-- START OF Material provided --

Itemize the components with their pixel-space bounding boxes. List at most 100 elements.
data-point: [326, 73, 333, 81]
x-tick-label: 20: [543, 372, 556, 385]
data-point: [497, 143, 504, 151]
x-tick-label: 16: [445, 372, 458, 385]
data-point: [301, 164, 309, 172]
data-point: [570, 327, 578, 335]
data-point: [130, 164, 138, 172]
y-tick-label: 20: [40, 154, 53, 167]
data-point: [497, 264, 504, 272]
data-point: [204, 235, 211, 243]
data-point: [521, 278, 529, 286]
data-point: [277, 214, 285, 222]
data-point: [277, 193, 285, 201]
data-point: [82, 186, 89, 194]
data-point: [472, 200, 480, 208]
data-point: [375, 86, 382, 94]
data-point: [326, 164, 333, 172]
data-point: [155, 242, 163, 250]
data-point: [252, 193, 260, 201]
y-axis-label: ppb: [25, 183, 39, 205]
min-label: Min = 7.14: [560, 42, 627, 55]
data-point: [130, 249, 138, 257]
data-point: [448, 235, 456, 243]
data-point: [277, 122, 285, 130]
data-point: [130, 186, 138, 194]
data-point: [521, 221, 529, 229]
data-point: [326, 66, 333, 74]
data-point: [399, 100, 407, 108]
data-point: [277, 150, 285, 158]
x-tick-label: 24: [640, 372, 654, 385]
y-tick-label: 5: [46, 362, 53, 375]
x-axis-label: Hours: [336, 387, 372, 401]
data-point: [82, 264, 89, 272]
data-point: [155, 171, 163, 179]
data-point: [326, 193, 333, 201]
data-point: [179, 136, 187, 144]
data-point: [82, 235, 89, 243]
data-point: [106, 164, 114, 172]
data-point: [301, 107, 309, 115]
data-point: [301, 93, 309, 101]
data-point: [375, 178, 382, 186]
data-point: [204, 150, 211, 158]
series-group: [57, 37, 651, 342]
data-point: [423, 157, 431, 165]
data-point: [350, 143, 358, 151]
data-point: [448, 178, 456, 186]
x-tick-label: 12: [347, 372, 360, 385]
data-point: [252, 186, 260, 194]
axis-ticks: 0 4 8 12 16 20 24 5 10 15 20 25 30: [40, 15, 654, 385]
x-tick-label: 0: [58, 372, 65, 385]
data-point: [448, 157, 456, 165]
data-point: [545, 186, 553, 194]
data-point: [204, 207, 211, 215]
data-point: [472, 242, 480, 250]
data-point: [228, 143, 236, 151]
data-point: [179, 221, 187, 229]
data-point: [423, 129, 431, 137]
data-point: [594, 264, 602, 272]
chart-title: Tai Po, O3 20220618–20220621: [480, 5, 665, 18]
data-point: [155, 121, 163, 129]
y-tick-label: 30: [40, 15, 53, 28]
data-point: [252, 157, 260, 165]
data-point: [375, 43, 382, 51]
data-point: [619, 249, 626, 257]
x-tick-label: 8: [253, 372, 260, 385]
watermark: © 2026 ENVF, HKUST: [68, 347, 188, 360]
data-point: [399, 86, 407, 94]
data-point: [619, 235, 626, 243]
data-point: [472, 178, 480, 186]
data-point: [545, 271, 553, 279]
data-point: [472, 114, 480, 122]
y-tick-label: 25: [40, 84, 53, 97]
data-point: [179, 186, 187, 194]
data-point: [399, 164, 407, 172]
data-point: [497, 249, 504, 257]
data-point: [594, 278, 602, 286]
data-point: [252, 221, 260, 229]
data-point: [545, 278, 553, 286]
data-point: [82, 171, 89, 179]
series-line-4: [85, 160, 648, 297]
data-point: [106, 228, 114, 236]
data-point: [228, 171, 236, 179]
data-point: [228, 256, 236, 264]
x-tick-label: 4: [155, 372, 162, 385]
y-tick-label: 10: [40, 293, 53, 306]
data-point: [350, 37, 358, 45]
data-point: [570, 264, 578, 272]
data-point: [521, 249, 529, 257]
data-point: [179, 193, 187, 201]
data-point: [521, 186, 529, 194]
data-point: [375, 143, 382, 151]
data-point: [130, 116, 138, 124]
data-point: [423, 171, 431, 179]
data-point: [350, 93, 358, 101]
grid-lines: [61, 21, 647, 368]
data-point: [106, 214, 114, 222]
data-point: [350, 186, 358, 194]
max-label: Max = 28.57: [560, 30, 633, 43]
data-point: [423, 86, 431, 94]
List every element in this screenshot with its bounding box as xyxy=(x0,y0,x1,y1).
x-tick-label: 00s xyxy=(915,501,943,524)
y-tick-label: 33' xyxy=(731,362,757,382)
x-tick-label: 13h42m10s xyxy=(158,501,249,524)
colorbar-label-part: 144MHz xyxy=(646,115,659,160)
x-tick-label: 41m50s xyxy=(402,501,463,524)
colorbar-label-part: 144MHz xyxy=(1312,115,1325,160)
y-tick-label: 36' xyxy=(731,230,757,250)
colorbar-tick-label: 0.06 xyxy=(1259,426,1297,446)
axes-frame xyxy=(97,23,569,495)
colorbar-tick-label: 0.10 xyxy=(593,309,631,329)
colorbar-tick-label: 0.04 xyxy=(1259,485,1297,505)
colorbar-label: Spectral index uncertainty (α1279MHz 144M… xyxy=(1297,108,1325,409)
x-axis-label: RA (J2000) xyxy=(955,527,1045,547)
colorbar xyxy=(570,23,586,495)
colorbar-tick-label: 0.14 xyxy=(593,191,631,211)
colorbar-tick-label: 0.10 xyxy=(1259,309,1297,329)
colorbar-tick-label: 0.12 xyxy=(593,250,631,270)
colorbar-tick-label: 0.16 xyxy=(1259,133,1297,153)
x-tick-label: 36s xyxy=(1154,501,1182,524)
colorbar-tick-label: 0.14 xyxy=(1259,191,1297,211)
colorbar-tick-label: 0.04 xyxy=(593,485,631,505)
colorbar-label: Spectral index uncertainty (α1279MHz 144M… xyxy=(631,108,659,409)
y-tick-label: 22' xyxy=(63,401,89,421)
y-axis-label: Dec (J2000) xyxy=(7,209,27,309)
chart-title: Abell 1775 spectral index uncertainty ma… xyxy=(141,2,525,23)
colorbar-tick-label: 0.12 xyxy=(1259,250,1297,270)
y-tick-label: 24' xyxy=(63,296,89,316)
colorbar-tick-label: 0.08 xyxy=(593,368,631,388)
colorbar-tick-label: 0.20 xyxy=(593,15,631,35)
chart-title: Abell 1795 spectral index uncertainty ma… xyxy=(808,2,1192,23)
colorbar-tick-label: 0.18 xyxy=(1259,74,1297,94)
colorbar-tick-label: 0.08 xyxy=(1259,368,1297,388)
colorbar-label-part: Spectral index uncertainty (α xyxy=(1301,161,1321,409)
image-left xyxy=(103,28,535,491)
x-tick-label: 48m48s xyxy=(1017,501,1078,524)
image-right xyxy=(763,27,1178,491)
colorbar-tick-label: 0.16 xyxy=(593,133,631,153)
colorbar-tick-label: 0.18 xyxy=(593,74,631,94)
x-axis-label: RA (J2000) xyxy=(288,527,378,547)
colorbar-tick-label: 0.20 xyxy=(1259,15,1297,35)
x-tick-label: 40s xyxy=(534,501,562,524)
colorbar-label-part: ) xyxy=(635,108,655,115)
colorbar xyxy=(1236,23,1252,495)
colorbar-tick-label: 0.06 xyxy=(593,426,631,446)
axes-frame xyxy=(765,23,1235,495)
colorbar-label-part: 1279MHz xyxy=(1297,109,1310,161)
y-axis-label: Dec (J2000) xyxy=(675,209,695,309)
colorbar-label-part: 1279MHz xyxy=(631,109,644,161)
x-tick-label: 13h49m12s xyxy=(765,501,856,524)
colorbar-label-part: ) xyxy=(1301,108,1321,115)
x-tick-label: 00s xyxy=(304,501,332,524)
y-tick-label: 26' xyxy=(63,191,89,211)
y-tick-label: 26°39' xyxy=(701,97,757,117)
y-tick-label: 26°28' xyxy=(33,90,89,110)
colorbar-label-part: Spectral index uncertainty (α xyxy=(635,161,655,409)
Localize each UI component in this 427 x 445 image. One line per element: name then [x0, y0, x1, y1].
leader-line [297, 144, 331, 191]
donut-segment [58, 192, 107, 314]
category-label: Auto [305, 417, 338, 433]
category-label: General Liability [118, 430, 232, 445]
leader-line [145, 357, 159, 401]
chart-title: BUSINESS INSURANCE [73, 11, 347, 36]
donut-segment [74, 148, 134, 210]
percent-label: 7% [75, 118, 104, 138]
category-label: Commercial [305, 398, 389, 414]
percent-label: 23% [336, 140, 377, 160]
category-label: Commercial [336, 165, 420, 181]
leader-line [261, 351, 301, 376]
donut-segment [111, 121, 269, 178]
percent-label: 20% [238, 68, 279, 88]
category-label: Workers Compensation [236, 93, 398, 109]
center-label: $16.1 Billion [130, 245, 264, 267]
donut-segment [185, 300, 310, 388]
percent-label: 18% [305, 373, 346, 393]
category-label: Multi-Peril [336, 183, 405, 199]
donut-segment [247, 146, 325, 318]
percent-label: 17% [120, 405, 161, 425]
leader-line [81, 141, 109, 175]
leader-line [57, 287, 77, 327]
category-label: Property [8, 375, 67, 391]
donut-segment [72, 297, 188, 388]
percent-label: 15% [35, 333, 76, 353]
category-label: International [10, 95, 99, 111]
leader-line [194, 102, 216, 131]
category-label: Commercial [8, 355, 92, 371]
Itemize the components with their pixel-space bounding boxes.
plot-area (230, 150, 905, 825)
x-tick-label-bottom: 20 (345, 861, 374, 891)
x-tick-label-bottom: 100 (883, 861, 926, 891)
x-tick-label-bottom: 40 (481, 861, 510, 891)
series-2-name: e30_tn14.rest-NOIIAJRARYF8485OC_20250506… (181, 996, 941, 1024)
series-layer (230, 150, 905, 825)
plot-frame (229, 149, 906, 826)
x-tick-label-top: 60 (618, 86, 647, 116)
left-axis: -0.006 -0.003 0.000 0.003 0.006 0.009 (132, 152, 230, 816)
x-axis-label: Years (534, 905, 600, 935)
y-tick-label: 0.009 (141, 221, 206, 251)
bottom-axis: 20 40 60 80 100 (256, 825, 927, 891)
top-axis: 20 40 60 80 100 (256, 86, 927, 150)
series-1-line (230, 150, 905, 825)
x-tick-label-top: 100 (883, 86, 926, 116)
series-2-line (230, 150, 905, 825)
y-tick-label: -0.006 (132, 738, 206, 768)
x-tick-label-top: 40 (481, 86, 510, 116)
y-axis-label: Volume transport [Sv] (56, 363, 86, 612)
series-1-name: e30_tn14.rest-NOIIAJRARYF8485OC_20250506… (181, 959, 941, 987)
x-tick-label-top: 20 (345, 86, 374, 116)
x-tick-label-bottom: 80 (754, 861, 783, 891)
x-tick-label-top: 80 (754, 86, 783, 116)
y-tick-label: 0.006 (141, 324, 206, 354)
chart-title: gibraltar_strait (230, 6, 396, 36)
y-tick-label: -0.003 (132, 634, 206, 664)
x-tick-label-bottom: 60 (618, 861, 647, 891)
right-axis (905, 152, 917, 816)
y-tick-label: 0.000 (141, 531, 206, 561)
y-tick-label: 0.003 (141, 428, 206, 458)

-- END OF Material provided --

#### Brief
Reproduce verbatim the stretch of the material from its first line through the line containing "data-point: [130, 164, 138, 172]", including both of those lines.

#### Solved problem
Itemize the components with their pixel-space bounding boxes. List at most 100 elements.
data-point: [326, 73, 333, 81]
x-tick-label: 20: [543, 372, 556, 385]
data-point: [497, 143, 504, 151]
x-tick-label: 16: [445, 372, 458, 385]
data-point: [301, 164, 309, 172]
data-point: [570, 327, 578, 335]
data-point: [130, 164, 138, 172]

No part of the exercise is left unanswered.